TASK DIRECTIONS:
Go through the material below and copy all lines with "территории".

DATASET ROWS:

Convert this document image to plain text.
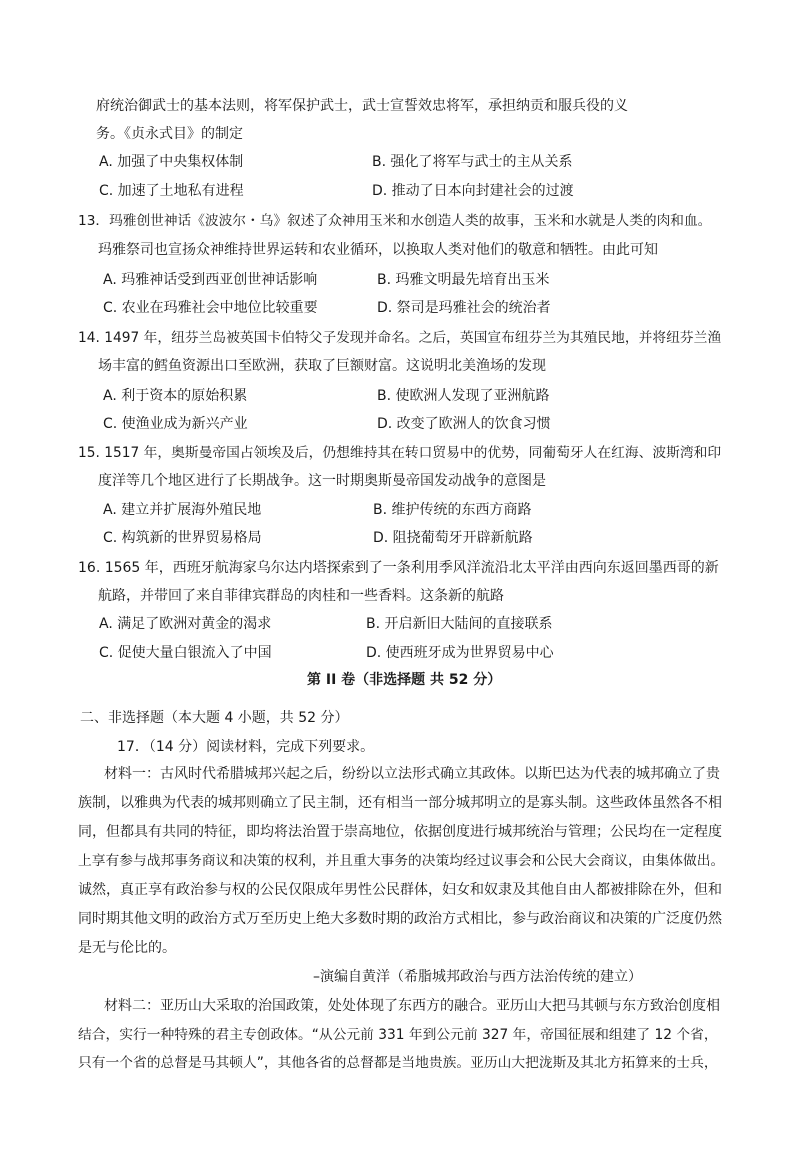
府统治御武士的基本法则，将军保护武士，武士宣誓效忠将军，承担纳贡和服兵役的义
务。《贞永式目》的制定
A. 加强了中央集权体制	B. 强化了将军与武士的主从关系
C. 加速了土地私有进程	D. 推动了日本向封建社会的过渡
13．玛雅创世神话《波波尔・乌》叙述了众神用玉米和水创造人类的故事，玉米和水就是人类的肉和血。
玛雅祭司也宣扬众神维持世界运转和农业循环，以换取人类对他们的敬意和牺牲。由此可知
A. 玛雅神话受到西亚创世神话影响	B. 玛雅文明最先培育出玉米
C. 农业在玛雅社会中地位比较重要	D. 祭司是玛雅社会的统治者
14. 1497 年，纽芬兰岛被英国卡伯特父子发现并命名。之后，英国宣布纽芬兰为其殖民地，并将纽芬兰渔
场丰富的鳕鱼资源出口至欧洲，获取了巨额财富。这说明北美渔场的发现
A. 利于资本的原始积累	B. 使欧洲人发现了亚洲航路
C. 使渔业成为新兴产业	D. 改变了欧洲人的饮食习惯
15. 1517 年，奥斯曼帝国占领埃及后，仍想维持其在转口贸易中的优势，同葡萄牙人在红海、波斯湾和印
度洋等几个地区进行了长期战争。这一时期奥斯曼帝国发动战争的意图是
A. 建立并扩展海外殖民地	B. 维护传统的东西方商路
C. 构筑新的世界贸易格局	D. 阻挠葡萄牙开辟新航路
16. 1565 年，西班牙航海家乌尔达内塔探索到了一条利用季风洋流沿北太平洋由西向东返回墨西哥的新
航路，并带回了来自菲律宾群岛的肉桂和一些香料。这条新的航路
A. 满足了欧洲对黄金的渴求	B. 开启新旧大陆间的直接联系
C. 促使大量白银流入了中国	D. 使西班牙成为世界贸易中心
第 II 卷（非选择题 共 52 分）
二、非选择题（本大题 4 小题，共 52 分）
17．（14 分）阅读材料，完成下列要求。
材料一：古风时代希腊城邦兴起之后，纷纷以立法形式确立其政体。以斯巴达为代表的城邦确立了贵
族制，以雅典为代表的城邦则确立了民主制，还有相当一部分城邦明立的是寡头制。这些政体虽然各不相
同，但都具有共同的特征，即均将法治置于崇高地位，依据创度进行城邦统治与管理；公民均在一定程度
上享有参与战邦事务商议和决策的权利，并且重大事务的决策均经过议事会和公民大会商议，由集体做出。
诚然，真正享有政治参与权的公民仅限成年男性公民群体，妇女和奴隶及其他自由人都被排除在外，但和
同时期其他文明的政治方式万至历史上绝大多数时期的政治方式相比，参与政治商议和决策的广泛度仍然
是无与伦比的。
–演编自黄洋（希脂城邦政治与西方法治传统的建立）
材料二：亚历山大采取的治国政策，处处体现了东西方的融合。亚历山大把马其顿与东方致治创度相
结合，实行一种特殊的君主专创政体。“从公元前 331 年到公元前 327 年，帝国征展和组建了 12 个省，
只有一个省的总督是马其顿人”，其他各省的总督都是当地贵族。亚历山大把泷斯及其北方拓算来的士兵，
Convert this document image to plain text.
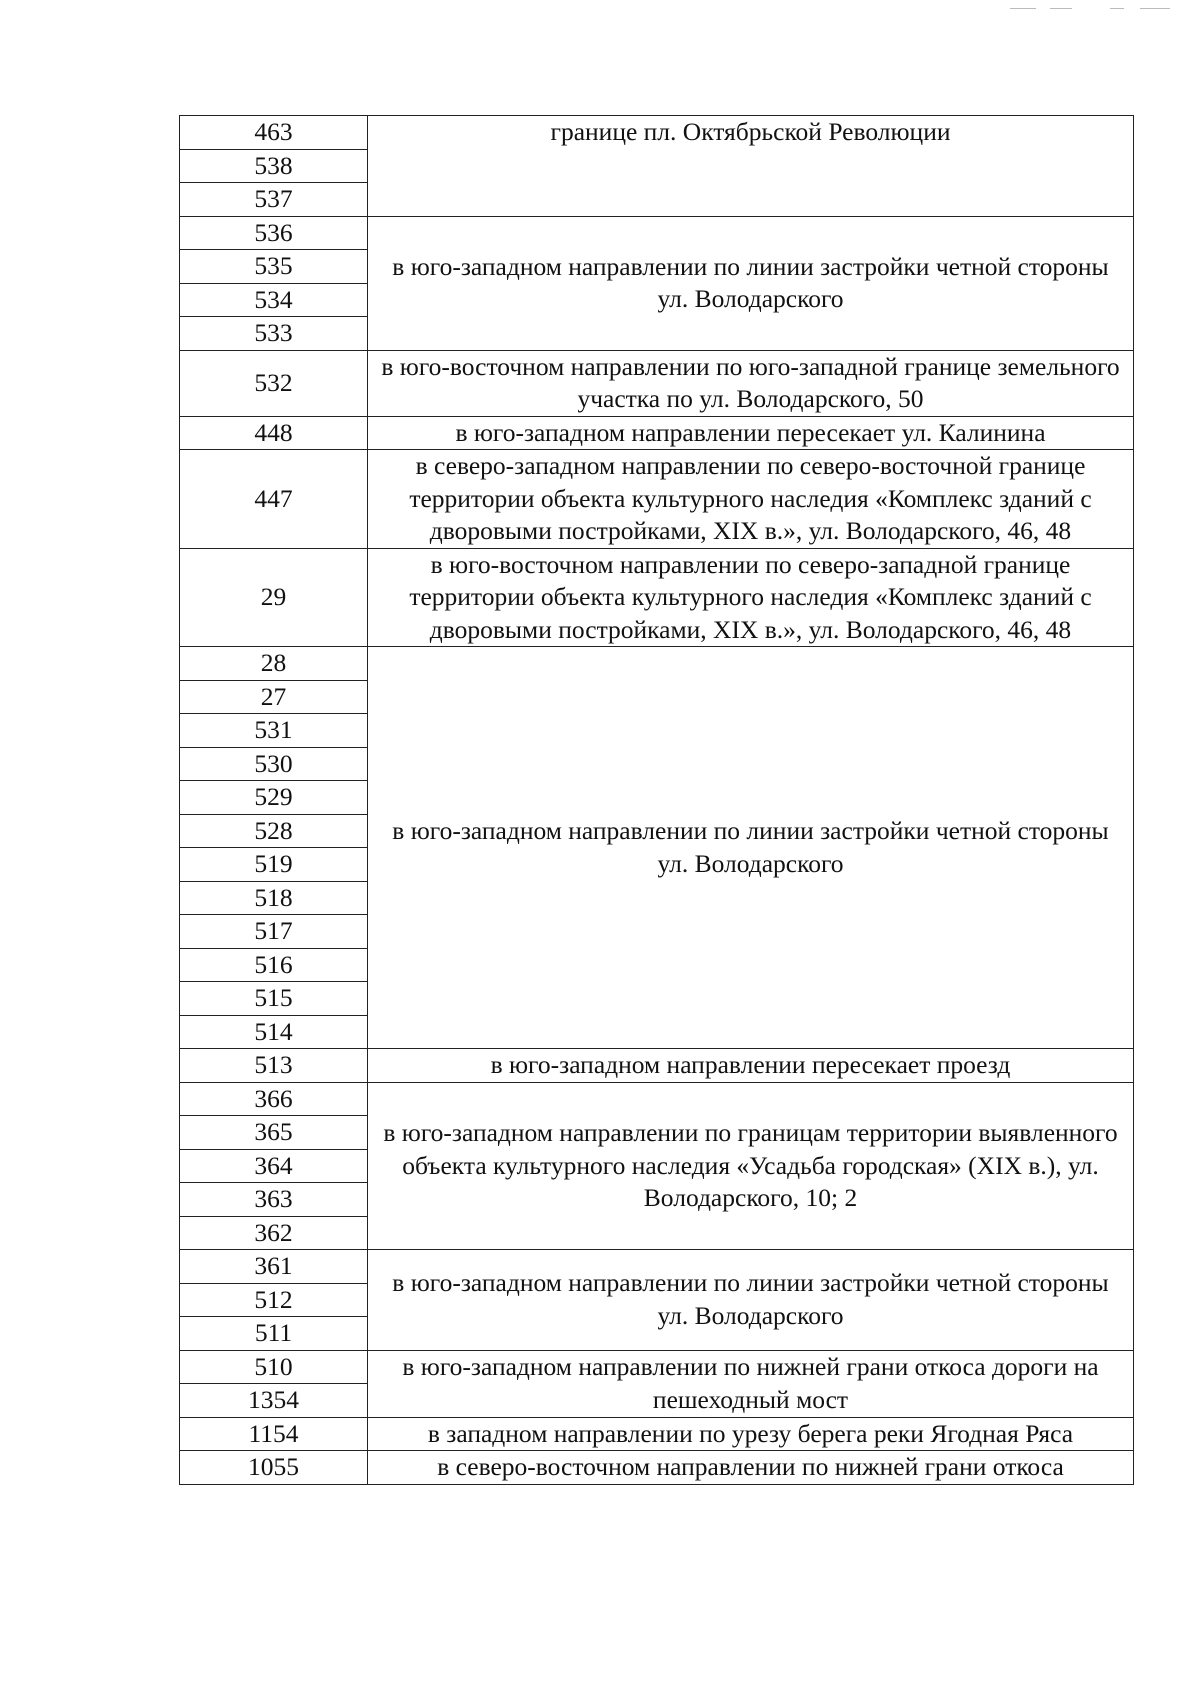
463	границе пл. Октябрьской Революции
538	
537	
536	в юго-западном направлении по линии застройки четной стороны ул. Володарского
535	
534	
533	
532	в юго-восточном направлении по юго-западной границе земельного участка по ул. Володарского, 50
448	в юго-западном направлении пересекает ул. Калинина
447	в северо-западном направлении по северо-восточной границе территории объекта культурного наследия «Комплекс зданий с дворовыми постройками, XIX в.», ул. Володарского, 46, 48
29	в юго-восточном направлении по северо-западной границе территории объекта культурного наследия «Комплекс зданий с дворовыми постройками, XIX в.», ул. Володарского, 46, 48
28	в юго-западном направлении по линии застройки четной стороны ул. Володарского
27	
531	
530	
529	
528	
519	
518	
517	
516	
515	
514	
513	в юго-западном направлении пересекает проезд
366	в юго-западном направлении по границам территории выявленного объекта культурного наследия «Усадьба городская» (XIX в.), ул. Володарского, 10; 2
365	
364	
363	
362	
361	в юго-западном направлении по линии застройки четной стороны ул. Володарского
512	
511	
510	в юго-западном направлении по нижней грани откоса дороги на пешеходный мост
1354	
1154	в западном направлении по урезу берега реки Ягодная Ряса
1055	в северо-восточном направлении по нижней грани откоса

* * *

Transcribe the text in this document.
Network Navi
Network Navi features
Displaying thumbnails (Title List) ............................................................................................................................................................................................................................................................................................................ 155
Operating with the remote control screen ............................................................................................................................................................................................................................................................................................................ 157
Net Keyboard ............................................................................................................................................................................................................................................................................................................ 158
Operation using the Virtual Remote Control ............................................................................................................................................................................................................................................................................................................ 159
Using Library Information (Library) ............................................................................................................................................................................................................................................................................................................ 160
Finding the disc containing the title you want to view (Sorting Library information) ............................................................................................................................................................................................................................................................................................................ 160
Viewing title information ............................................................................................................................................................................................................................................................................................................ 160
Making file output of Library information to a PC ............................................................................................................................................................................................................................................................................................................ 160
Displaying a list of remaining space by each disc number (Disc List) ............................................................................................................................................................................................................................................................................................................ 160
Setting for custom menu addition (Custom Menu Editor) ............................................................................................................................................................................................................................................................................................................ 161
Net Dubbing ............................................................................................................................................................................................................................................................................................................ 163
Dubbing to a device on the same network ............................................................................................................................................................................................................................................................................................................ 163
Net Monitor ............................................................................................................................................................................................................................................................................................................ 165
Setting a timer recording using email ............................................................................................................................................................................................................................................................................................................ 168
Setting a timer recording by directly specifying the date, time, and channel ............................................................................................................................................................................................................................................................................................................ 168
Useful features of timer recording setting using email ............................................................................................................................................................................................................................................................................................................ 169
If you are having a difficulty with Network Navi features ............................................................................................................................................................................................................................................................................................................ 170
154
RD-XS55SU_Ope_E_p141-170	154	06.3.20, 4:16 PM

==

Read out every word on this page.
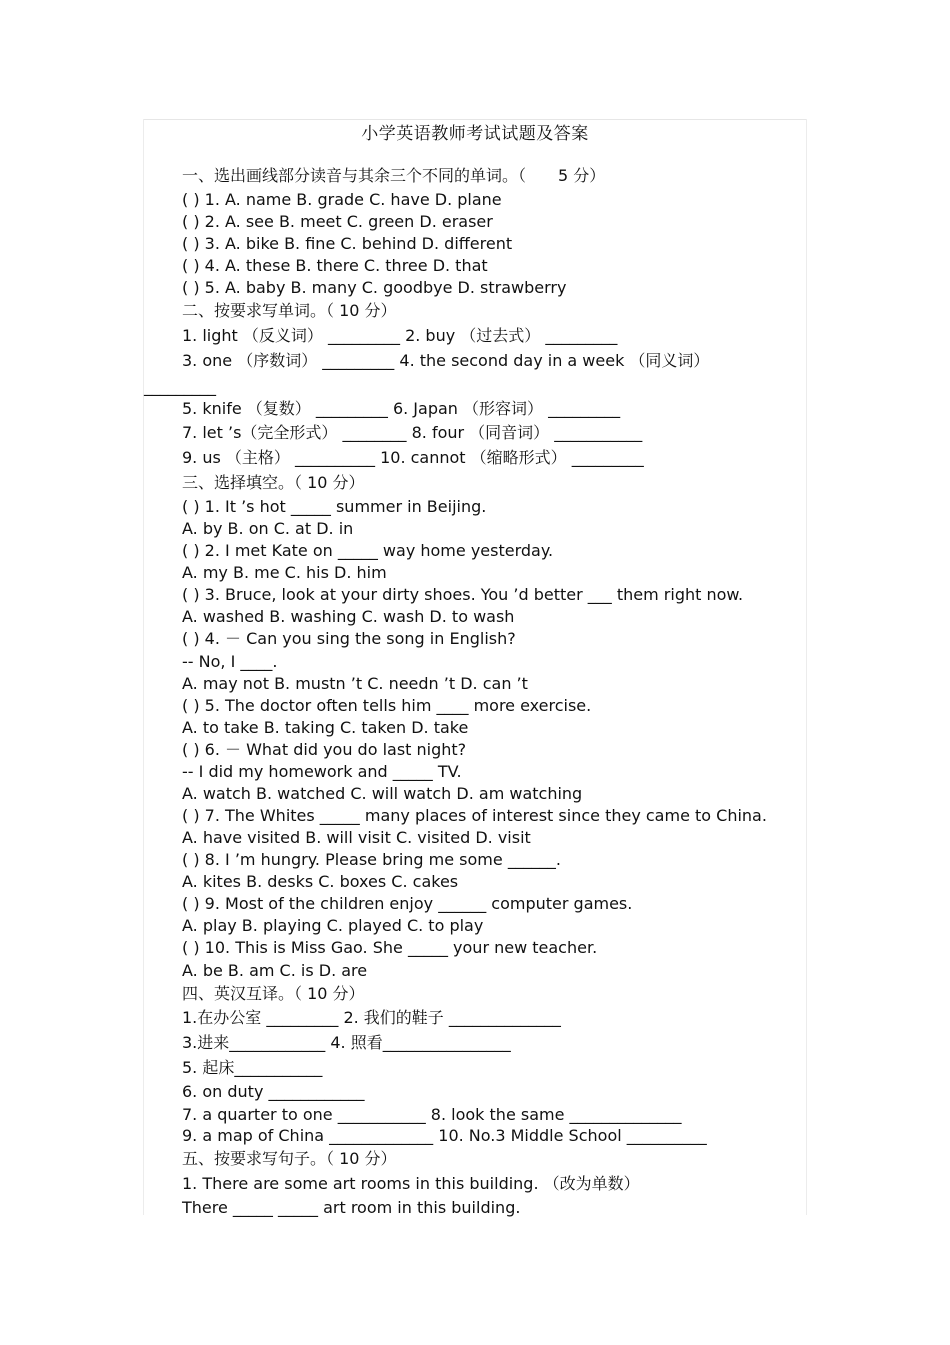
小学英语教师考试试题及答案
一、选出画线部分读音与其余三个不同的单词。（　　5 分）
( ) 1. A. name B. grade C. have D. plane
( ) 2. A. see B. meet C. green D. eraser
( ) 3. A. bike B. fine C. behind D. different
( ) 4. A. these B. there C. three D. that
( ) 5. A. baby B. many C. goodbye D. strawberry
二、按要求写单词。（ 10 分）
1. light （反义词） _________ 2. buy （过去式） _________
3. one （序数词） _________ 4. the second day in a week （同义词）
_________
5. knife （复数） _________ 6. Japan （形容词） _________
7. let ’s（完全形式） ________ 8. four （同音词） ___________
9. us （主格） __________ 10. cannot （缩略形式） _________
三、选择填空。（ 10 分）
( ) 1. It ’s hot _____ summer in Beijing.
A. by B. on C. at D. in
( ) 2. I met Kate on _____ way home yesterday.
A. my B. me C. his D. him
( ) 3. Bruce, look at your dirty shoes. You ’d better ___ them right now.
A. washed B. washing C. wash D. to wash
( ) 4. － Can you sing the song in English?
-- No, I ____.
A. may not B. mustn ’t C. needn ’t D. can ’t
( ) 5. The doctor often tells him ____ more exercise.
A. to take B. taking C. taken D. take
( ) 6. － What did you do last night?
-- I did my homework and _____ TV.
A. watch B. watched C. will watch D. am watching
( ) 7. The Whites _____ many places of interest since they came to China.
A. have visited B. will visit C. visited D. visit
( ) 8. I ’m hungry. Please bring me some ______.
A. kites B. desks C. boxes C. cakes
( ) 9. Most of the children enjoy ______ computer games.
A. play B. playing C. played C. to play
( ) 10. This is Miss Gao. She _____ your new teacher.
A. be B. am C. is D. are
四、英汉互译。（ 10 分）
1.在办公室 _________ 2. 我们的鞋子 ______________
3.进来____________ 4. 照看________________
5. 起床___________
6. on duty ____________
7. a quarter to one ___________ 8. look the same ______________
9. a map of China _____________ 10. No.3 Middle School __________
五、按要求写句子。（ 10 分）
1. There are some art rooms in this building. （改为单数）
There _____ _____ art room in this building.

FINISHED TASK:
447	в северо-западном направлении по северо-восточной границе территории объекта культурного наследия «Комплекс зданий с дворовыми постройками, XIX в.», ул. Володарского, 46, 48
29	в юго-восточном направлении по северо-западной границе территории объекта культурного наследия «Комплекс зданий с дворовыми постройками, XIX в.», ул. Володарского, 46, 48
366	в юго-западном направлении по границам территории выявленного объекта культурного наследия «Усадьба городская» (XIX в.), ул. Володарского, 10; 2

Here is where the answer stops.